Texto selecionado:
▼
O secretário-geral adjunto do PS, José Luís Carneiro, desafiou hoje o PSD a “clarificar” se continua a apoiar a solução de um novo aeroporto no Montijo que decidiu quando era governo ou “se está a ceder a uma vertigem populista”.

Em conferência de imprensa na sede nacional do PS, em Lisboa, José Luís Carneiro, assegurou que os socialistas irão “continuar o diálogo com os municípios” e com “todos os partidos com representação parlamentar”, mas centrou as críticas no PSD, que na quarta-feira disse estar indisponível para alterar a lei que permite a qualquer uma das autarquias afetadas pela construção do aeroporto do Montijo vetar o avanço do projeto.

É exigido por um imperativo de ética republicana ao PSD que clarifique a sua posição: o dr. Rui Rio mantém a posição do governo PSD-CDS, pela mão do qual se optou pela solução ‘Portela + 1’, neste caso pelo Montijo, ou o PSD está a ceder a uma vertigem populista, como tem vindo a acontecer nos últimos tempos?”, questionou José Luís Carneiro, invocando posições recentes dos sociais-democratas na contagem do tempo de serviço dos professores ou do IVA da luz. 

O secretário-geral adjunto do PS defendeu que foi o PSD que “há dez anos inviabilizou um novo aeroporto com o discurso de diabolização do investimento público e adotou a solução do Montijo” e enumerou declarações de ex-ministros e dirigentes sociais-democratas que reafirmaram esta opção ao longo do tempo.

O PSD habituou-nos a um sentido de responsabilidade coletiva, o dr. Rui Rio tem o dever de clarificar se mantém posição que foi assumida pelo próprio Governo PSD em coligação com o CDS, a partir de 2013, ou se está a ceder à vertigem populista que de quando em vez parece tomar conta do PSD”, reiterou, acusando os sociais-democratas de "uma certa bipolaridade" nesta matéria.

Na quarta-feira, em declarações aos jornalistas na sede nacional do PSD, o vice-presidente Salvador Malheiro afirmou que o partido considera que “a temática da localização” do novo aeroporto de Lisboa, no Montijo, “está fechada”, mas recusou que seja responsabilidade dos sociais-democratas viabilizar a alteração de uma lei “que deve ser geral e abstrata” para servir a um caso concreto.
▲
Tarefas a realizar:
- a) Reproduza fielmente, da notícia sobre o aeroporto do Montijo, o trecho que vai de "É exigido por" até "IVA da luz.".
- b) Com base na notícia sobre o aeroporto do Montijo, responda às seguintes perguntas:
(i) Onde decorreu a conferência de imprensa de José Luís Carneiro?
(ii) Que cargo ocupa Salvador Malheiro no PSD?
(iii) Segundo José Luís Carneiro, a partir de que ano foi assumida a posição do Governo PSD em coligação com o CDS?

Secção de dados:
▼
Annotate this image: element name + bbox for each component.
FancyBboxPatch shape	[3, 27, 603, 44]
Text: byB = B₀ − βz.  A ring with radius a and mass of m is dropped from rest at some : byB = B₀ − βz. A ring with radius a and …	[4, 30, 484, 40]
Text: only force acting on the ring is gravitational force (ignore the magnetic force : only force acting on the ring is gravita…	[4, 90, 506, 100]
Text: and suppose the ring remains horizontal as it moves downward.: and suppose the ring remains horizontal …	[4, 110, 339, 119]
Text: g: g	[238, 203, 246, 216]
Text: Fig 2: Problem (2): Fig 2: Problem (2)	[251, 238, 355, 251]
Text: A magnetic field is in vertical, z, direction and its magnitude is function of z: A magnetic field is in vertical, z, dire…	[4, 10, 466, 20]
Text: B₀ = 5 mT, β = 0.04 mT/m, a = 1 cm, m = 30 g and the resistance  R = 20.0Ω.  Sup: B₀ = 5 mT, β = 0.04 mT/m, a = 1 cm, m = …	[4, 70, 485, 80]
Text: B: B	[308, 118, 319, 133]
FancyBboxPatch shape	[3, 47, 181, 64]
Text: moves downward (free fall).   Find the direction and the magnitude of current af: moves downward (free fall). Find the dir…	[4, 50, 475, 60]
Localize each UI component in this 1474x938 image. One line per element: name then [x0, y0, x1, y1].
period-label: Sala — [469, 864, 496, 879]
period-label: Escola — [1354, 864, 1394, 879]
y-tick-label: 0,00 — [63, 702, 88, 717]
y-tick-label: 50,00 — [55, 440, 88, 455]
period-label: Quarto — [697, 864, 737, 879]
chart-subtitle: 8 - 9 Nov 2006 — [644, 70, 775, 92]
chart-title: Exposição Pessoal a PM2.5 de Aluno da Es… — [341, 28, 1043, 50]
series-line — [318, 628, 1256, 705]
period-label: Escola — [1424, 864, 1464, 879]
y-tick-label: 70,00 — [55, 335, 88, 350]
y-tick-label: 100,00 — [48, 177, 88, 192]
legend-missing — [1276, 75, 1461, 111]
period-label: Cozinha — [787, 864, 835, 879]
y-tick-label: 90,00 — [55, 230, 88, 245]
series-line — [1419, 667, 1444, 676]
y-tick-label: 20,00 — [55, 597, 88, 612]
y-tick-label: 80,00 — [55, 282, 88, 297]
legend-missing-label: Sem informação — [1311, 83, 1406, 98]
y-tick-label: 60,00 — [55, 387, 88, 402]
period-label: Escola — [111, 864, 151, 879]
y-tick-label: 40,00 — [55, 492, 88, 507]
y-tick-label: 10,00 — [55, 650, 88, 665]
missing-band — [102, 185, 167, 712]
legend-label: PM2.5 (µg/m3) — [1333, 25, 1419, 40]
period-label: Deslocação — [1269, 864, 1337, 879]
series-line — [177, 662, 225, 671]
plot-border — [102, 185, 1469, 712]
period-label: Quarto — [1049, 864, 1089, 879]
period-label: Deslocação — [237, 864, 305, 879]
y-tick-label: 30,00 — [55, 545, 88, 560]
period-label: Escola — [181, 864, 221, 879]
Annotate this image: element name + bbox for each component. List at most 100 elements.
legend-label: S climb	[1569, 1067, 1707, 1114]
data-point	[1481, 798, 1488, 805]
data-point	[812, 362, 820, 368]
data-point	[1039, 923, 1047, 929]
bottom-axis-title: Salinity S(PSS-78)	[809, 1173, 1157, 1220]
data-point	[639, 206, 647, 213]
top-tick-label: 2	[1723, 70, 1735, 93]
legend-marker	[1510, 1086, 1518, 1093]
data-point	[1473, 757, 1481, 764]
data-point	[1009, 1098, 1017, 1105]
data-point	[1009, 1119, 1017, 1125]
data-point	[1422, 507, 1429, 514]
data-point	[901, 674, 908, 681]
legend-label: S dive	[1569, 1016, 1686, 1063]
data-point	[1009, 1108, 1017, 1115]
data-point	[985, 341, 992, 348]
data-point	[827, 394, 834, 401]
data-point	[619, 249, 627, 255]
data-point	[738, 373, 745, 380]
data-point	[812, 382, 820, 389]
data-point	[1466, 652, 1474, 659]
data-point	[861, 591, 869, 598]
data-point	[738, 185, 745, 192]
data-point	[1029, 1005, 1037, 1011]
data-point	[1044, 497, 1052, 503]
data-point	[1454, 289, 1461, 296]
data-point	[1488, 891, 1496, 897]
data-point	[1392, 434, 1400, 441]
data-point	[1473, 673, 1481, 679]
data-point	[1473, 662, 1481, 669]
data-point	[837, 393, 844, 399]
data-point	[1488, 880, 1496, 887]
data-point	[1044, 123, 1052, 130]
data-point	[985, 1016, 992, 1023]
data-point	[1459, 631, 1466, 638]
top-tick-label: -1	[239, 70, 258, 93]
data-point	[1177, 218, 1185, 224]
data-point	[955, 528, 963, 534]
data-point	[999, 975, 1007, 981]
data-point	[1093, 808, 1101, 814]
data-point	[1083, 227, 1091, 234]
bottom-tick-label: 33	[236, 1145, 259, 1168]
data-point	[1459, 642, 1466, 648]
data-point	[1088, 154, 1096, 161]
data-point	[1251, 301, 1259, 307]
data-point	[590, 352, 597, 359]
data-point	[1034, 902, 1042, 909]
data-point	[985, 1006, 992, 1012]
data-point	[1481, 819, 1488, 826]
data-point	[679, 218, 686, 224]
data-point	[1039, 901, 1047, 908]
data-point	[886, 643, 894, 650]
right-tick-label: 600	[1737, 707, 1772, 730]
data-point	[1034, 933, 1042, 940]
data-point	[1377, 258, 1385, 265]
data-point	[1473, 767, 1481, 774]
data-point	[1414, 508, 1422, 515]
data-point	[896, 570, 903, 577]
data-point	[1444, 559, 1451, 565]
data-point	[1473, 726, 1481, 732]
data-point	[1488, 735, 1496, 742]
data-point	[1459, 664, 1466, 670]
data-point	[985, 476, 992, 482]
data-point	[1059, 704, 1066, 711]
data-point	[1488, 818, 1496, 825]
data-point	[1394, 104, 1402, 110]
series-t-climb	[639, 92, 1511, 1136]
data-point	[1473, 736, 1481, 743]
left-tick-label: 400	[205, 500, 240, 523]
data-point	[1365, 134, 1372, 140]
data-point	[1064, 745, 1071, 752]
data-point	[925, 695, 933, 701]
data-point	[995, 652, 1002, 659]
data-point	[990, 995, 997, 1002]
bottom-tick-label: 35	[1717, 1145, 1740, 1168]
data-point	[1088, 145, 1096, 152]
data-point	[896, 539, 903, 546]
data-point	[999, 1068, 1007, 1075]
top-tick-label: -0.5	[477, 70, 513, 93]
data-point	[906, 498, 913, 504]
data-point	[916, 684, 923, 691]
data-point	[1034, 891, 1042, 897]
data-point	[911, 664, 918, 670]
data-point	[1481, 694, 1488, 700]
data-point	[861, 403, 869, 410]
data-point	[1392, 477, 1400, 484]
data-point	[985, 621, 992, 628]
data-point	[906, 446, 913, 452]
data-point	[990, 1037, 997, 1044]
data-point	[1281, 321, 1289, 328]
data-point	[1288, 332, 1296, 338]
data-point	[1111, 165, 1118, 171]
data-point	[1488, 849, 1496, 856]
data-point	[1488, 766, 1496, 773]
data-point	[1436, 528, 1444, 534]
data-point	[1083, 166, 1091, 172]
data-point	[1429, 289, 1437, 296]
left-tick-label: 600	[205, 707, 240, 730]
▲
Resultados das tarefas:
- a)
É exigido por um imperativo de ética republicana ao PSD que clarifique a sua posição: o dr. Rui Rio mantém a posição do governo PSD-CDS, pela mão do qual se optou pela solução ‘Portela + 1’, neste caso pelo Montijo, ou o PSD está a ceder a uma vertigem populista, como tem vindo a acontecer nos últimos tempos?”, questionou José Luís Carneiro, invocando posições recentes dos sociais-democratas na contagem do tempo de serviço dos professores ou do IVA da luz.

- b)
(i) Na sede nacional do PS, em Lisboa.
(ii) Vice-presidente.
(iii) A partir de 2013.